__Objective__
Output each entry that follows exactly. Images stay out.

__Records shown__
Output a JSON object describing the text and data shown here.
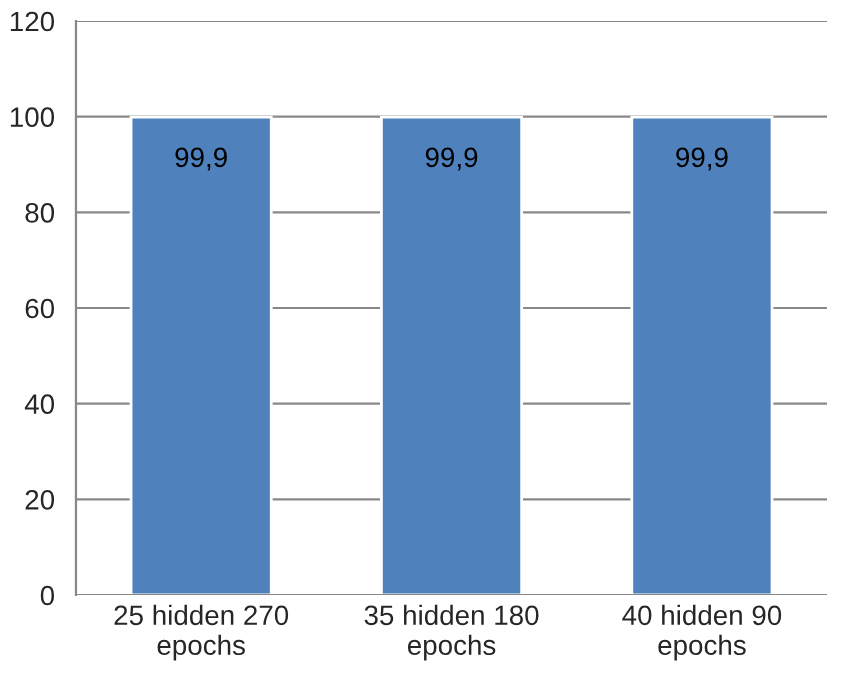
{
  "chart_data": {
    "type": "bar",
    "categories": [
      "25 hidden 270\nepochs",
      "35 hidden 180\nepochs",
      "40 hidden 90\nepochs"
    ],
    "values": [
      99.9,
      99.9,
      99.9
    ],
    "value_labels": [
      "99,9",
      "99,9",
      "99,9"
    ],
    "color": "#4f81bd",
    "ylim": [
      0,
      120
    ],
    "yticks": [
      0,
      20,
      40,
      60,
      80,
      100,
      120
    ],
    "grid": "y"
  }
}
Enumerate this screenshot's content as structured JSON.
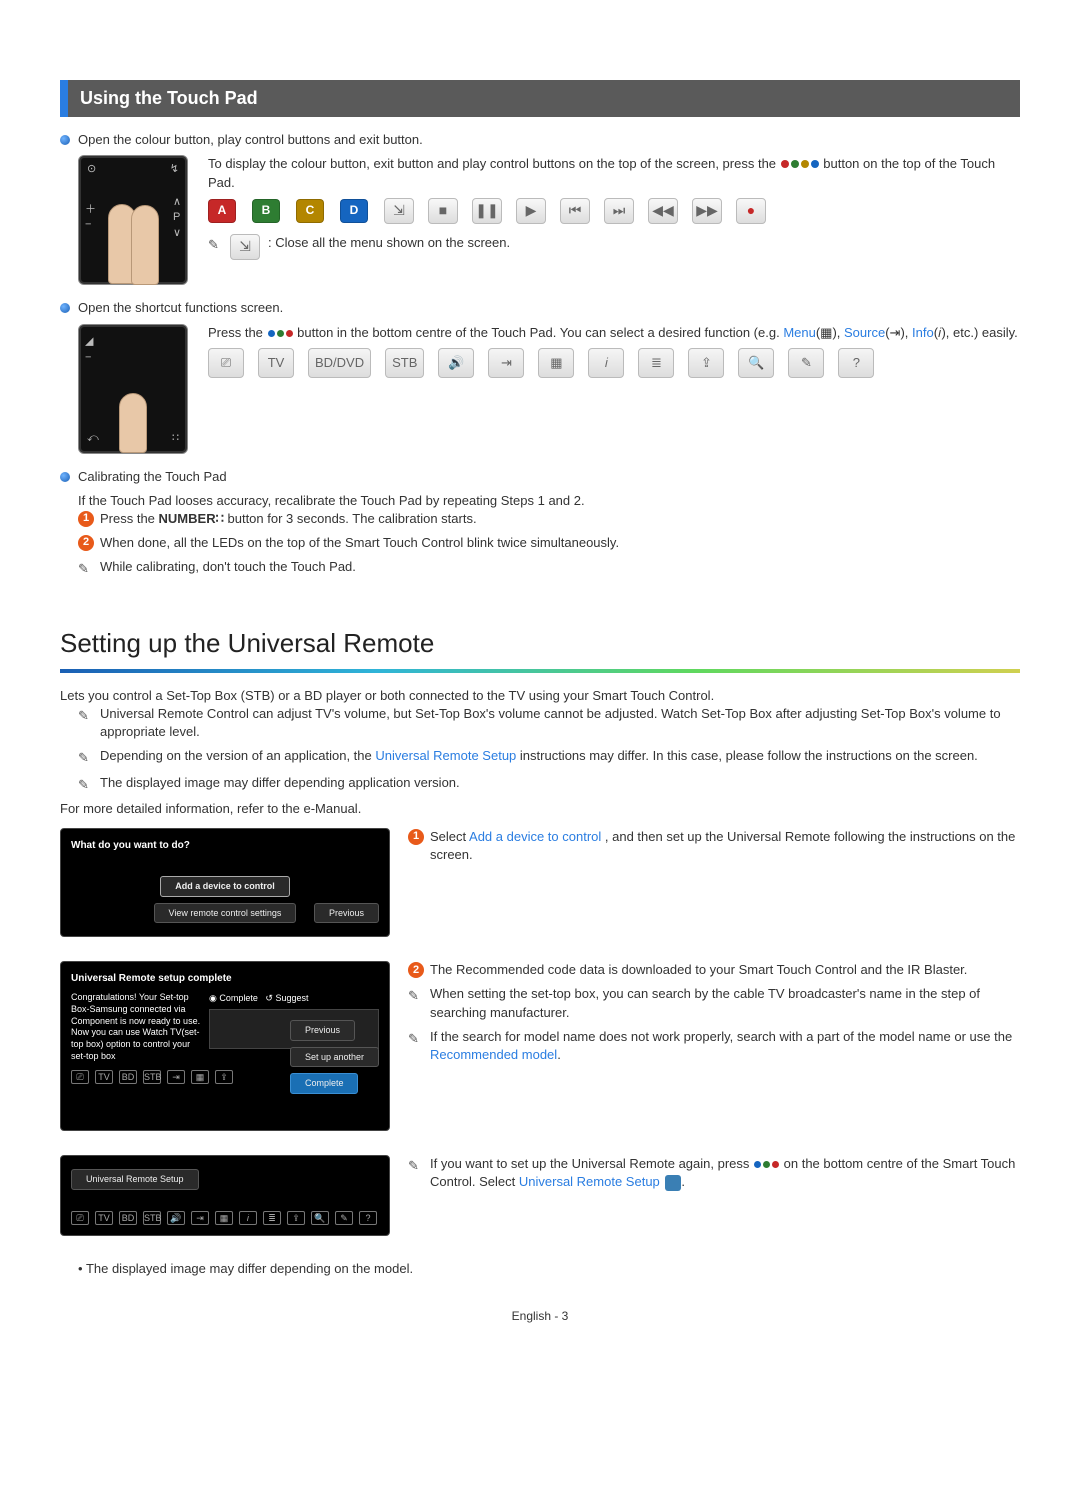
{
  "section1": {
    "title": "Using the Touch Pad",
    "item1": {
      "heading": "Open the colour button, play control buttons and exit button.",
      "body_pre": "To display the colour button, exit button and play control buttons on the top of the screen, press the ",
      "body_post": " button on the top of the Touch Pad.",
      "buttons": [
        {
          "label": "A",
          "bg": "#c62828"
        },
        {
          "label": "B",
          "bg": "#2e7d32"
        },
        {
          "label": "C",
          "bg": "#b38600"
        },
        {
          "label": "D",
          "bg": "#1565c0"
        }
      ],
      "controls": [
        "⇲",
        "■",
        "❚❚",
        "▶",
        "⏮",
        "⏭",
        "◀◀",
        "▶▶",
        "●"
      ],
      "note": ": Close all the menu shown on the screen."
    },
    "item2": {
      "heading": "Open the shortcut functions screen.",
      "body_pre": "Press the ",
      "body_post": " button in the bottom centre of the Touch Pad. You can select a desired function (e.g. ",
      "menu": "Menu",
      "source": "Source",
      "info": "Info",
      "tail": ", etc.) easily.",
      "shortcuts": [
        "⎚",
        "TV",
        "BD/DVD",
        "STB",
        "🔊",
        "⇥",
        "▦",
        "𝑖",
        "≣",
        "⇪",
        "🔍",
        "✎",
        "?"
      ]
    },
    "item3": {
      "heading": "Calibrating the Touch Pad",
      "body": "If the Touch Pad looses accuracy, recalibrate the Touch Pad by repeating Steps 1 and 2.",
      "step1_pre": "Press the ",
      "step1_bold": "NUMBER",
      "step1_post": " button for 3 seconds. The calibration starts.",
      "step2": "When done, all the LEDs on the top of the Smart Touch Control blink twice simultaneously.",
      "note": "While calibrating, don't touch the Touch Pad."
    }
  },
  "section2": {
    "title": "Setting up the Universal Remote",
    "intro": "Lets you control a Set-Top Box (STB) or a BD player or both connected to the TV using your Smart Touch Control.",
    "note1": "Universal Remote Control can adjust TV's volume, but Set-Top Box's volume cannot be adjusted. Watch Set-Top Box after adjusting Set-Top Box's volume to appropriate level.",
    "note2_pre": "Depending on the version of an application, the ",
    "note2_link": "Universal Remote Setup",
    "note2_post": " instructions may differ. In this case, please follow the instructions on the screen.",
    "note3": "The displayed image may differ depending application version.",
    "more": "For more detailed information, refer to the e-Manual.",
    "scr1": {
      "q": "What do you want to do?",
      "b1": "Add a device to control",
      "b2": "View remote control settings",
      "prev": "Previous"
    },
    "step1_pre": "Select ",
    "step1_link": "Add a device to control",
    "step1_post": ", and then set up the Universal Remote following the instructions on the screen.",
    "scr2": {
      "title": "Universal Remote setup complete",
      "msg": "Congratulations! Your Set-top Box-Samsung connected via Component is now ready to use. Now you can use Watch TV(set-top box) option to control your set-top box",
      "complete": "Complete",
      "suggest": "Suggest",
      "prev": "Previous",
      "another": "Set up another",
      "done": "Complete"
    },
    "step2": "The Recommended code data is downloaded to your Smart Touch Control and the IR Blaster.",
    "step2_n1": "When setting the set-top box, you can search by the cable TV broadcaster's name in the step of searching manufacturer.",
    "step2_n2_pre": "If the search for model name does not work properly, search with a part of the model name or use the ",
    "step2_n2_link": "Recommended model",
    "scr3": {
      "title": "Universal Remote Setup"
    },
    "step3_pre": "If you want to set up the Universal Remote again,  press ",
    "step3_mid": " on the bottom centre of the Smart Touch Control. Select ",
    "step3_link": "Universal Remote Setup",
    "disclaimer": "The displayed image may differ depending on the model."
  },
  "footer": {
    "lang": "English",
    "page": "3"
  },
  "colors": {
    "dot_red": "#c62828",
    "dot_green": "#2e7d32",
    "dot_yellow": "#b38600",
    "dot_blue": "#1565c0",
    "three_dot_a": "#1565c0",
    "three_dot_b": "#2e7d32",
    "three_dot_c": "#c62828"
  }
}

__Response to the task__
Output a JSON object describing the text and data shown here.
{
  "chart_data": {
    "type": "bar",
    "categories": [
      "25 hidden 270\nepochs",
      "35 hidden 180\nepochs",
      "40 hidden 90\nepochs"
    ],
    "values": [
      99.9,
      99.9,
      99.9
    ],
    "value_labels": [
      "99,9",
      "99,9",
      "99,9"
    ],
    "color": "#4f81bd",
    "ylim": [
      0,
      120
    ],
    "yticks": [
      0,
      20,
      40,
      60,
      80,
      100,
      120
    ],
    "grid": "y"
  }
}
Enumerate this screenshot's content as structured JSON.
{
  "section1": {
    "title": "Using the Touch Pad",
    "item1": {
      "heading": "Open the colour button, play control buttons and exit button.",
      "body_pre": "To display the colour button, exit button and play control buttons on the top of the screen, press the ",
      "body_post": " button on the top of the Touch Pad.",
      "buttons": [
        {
          "label": "A",
          "bg": "#c62828"
        },
        {
          "label": "B",
          "bg": "#2e7d32"
        },
        {
          "label": "C",
          "bg": "#b38600"
        },
        {
          "label": "D",
          "bg": "#1565c0"
        }
      ],
      "controls": [
        "⇲",
        "■",
        "❚❚",
        "▶",
        "⏮",
        "⏭",
        "◀◀",
        "▶▶",
        "●"
      ],
      "note": ": Close all the menu shown on the screen."
    },
    "item2": {
      "heading": "Open the shortcut functions screen.",
      "body_pre": "Press the ",
      "body_post": " button in the bottom centre of the Touch Pad. You can select a desired function (e.g. ",
      "menu": "Menu",
      "source": "Source",
      "info": "Info",
      "tail": ", etc.) easily.",
      "shortcuts": [
        "⎚",
        "TV",
        "BD/DVD",
        "STB",
        "🔊",
        "⇥",
        "▦",
        "𝑖",
        "≣",
        "⇪",
        "🔍",
        "✎",
        "?"
      ]
    },
    "item3": {
      "heading": "Calibrating the Touch Pad",
      "body": "If the Touch Pad looses accuracy, recalibrate the Touch Pad by repeating Steps 1 and 2.",
      "step1_pre": "Press the ",
      "step1_bold": "NUMBER",
      "step1_post": " button for 3 seconds. The calibration starts.",
      "step2": "When done, all the LEDs on the top of the Smart Touch Control blink twice simultaneously.",
      "note": "While calibrating, don't touch the Touch Pad."
    }
  },
  "section2": {
    "title": "Setting up the Universal Remote",
    "intro": "Lets you control a Set-Top Box (STB) or a BD player or both connected to the TV using your Smart Touch Control.",
    "note1": "Universal Remote Control can adjust TV's volume, but Set-Top Box's volume cannot be adjusted. Watch Set-Top Box after adjusting Set-Top Box's volume to appropriate level.",
    "note2_pre": "Depending on the version of an application, the ",
    "note2_link": "Universal Remote Setup",
    "note2_post": " instructions may differ. In this case, please follow the instructions on the screen.",
    "note3": "The displayed image may differ depending application version.",
    "more": "For more detailed information, refer to the e-Manual.",
    "scr1": {
      "q": "What do you want to do?",
      "b1": "Add a device to control",
      "b2": "View remote control settings",
      "prev": "Previous"
    },
    "step1_pre": "Select ",
    "step1_link": "Add a device to control",
    "step1_post": ", and then set up the Universal Remote following the instructions on the screen.",
    "scr2": {
      "title": "Universal Remote setup complete",
      "msg": "Congratulations! Your Set-top Box-Samsung connected via Component is now ready to use. Now you can use Watch TV(set-top box) option to control your set-top box",
      "complete": "Complete",
      "suggest": "Suggest",
      "prev": "Previous",
      "another": "Set up another",
      "done": "Complete"
    },
    "step2": "The Recommended code data is downloaded to your Smart Touch Control and the IR Blaster.",
    "step2_n1": "When setting the set-top box, you can search by the cable TV broadcaster's name in the step of searching manufacturer.",
    "step2_n2_pre": "If the search for model name does not work properly, search with a part of the model name or use the ",
    "step2_n2_link": "Recommended model",
    "scr3": {
      "title": "Universal Remote Setup"
    },
    "step3_pre": "If you want to set up the Universal Remote again,  press ",
    "step3_mid": " on the bottom centre of the Smart Touch Control. Select ",
    "step3_link": "Universal Remote Setup",
    "disclaimer": "The displayed image may differ depending on the model."
  },
  "footer": {
    "lang": "English",
    "page": "3"
  },
  "colors": {
    "dot_red": "#c62828",
    "dot_green": "#2e7d32",
    "dot_yellow": "#b38600",
    "dot_blue": "#1565c0",
    "three_dot_a": "#1565c0",
    "three_dot_b": "#2e7d32",
    "three_dot_c": "#c62828"
  }
}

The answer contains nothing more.